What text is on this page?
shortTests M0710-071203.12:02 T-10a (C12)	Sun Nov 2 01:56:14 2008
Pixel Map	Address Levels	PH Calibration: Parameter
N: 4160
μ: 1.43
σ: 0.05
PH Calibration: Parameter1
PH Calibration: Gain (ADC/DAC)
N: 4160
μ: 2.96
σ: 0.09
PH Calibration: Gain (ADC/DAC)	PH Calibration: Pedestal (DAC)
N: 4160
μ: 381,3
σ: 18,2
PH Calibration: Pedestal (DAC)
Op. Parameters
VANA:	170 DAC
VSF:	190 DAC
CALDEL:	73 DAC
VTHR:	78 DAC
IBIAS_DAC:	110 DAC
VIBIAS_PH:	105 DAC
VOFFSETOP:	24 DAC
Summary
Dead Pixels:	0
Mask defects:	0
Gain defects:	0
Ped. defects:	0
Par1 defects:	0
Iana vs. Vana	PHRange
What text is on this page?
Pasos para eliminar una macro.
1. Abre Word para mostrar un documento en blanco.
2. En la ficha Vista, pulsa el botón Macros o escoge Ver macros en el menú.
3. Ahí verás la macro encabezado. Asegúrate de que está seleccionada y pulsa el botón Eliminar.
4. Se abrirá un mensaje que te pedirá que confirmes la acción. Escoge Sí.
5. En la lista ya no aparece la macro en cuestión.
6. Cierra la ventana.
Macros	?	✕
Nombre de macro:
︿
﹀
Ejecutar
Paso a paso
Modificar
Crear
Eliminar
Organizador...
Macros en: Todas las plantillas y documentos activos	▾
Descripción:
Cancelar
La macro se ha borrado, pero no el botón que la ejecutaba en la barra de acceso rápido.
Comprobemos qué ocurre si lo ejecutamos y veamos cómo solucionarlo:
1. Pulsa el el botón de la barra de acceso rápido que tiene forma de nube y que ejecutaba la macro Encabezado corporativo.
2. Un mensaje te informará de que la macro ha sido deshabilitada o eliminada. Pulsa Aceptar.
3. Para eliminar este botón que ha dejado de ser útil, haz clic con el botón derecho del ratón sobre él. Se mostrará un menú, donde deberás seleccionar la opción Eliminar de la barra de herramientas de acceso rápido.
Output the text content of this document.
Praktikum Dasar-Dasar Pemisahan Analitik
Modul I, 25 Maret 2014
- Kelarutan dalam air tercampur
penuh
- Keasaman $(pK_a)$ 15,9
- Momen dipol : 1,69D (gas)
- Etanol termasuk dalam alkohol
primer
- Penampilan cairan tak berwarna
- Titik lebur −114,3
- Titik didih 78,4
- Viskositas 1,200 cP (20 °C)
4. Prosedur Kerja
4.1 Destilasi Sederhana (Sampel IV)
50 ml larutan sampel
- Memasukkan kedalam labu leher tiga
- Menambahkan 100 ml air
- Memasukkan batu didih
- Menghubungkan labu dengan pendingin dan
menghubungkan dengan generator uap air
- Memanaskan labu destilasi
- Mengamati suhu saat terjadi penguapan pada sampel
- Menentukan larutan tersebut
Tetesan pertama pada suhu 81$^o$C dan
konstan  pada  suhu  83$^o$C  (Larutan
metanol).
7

###

## Written problem
Give the complete listing a second time, exactly as it reads.

## Problem solution
What text is on this page?
shortTests M0710-071203.12:02 T-10a (C12)	Sun Nov 2 01:56:14 2008
Pixel Map	Address Levels	PH Calibration: Parameter
N: 4160
μ: 1.43
σ: 0.05
PH Calibration: Parameter1
PH Calibration: Gain (ADC/DAC)
N: 4160
μ: 2.96
σ: 0.09
PH Calibration: Gain (ADC/DAC)	PH Calibration: Pedestal (DAC)
N: 4160
μ: 381,3
σ: 18,2
PH Calibration: Pedestal (DAC)
Op. Parameters
VANA:	170 DAC
VSF:	190 DAC
CALDEL:	73 DAC
VTHR:	78 DAC
IBIAS_DAC:	110 DAC
VIBIAS_PH:	105 DAC
VOFFSETOP:	24 DAC
Summary
Dead Pixels:	0
Mask defects:	0
Gain defects:	0
Ped. defects:	0
Par1 defects:	0
Iana vs. Vana	PHRange
What text is on this page?
Pasos para eliminar una macro.
1. Abre Word para mostrar un documento en blanco.
2. En la ficha Vista, pulsa el botón Macros o escoge Ver macros en el menú.
3. Ahí verás la macro encabezado. Asegúrate de que está seleccionada y pulsa el botón Eliminar.
4. Se abrirá un mensaje que te pedirá que confirmes la acción. Escoge Sí.
5. En la lista ya no aparece la macro en cuestión.
6. Cierra la ventana.
Macros	?	✕
Nombre de macro:
︿
﹀
Ejecutar
Paso a paso
Modificar
Crear
Eliminar
Organizador...
Macros en: Todas las plantillas y documentos activos	▾
Descripción:
Cancelar
La macro se ha borrado, pero no el botón que la ejecutaba en la barra de acceso rápido.
Comprobemos qué ocurre si lo ejecutamos y veamos cómo solucionarlo:
1. Pulsa el el botón de la barra de acceso rápido que tiene forma de nube y que ejecutaba la macro Encabezado corporativo.
2. Un mensaje te informará de que la macro ha sido deshabilitada o eliminada. Pulsa Aceptar.
3. Para eliminar este botón que ha dejado de ser útil, haz clic con el botón derecho del ratón sobre él. Se mostrará un menú, donde deberás seleccionar la opción Eliminar de la barra de herramientas de acceso rápido.
Output the text content of this document.
Praktikum Dasar-Dasar Pemisahan Analitik
Modul I, 25 Maret 2014
- Kelarutan dalam air tercampur
penuh
- Keasaman $(pK_a)$ 15,9
- Momen dipol : 1,69D (gas)
- Etanol termasuk dalam alkohol
primer
- Penampilan cairan tak berwarna
- Titik lebur −114,3
- Titik didih 78,4
- Viskositas 1,200 cP (20 °C)
4. Prosedur Kerja
4.1 Destilasi Sederhana (Sampel IV)
50 ml larutan sampel
- Memasukkan kedalam labu leher tiga
- Menambahkan 100 ml air
- Memasukkan batu didih
- Menghubungkan labu dengan pendingin dan
menghubungkan dengan generator uap air
- Memanaskan labu destilasi
- Mengamati suhu saat terjadi penguapan pada sampel
- Menentukan larutan tersebut
Tetesan pertama pada suhu 81$^o$C dan
konstan  pada  suhu  83$^o$C  (Larutan
metanol).
7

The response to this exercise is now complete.